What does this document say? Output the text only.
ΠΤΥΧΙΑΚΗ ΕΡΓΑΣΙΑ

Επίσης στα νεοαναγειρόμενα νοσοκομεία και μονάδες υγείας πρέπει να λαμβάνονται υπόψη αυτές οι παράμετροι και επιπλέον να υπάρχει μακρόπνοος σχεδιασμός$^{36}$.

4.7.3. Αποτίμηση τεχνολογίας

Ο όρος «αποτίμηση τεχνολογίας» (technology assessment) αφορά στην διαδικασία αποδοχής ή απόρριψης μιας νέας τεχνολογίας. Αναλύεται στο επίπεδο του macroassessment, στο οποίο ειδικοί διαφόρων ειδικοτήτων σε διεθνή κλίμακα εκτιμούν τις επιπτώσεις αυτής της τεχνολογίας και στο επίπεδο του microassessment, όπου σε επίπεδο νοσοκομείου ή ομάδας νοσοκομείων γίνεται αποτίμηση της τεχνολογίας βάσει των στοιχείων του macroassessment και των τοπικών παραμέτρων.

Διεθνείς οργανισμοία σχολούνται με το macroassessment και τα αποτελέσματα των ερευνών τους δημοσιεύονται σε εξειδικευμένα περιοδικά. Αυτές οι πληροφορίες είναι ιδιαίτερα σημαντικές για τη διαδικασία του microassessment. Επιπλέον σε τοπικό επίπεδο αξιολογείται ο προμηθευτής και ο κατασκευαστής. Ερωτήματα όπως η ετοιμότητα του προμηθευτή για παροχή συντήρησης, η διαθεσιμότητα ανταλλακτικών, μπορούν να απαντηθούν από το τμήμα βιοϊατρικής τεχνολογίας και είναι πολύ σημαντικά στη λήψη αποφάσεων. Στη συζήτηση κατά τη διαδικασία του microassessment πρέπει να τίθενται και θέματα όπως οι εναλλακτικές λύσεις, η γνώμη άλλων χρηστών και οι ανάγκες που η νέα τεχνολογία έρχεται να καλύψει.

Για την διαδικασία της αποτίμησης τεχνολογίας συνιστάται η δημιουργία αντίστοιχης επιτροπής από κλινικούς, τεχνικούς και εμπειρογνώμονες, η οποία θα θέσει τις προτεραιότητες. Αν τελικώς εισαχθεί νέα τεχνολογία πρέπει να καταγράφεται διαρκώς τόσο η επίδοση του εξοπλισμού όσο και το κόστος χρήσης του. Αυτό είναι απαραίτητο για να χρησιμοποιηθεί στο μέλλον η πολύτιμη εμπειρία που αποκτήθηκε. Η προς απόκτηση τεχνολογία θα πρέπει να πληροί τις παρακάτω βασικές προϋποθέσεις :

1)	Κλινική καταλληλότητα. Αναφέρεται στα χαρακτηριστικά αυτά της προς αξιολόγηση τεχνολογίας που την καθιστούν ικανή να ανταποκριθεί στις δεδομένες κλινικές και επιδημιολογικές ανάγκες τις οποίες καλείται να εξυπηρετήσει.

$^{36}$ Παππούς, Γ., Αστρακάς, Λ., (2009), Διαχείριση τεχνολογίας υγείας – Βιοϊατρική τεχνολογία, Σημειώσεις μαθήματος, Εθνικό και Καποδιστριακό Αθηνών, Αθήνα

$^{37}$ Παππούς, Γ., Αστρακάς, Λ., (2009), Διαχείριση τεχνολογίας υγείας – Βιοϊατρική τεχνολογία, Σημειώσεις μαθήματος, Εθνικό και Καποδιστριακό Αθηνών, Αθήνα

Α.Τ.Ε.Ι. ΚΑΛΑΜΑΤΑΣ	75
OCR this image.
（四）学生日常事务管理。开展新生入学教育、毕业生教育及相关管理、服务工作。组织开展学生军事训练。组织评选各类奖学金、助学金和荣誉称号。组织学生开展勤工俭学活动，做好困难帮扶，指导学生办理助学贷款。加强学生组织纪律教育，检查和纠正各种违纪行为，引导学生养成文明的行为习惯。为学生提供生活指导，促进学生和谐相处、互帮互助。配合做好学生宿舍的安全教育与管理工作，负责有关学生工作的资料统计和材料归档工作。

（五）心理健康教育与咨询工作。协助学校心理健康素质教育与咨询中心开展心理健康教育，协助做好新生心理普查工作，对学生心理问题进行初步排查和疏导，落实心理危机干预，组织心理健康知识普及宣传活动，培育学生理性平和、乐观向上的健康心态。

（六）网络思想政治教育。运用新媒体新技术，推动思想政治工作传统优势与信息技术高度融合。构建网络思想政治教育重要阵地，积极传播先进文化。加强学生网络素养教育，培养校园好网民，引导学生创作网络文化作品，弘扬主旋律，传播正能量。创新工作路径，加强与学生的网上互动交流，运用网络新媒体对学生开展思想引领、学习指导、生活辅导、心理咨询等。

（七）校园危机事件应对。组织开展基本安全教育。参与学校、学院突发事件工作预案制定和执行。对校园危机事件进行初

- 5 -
════════════════
Requirement ▸
In the entries above, find every line holding the word "προς" and copy it out.

Finished answer ▸
Για την διαδικασία της αποτίμησης τεχνολογίας συνιστάται η δημιουργία αντίστοιχης επιτροπής από κλινικούς, τεχνικούς και εμπειρογνώμονες, η οποία θα θέσει τις προτεραιότητες. Αν τελικώς εισαχθεί νέα τεχνολογία πρέπει να καταγράφεται διαρκώς τόσο η επίδοση του εξοπλισμού όσο και το κόστος χρήσης του. Αυτό είναι απαραίτητο για να χρησιμοποιηθεί στο μέλλον η πολύτιμη εμπειρία που αποκτήθηκε. Η προς απόκτηση τεχνολογία θα πρέπει να πληροί τις παρακάτω βασικές προϋποθέσεις :
1)	Κλινική καταλληλότητα. Αναφέρεται στα χαρακτηριστικά αυτά της προς αξιολόγηση τεχνολογίας που την καθιστούν ικανή να ανταποκριθεί στις δεδομένες κλινικές και επιδημιολογικές ανάγκες τις οποίες καλείται να εξυπηρετήσει.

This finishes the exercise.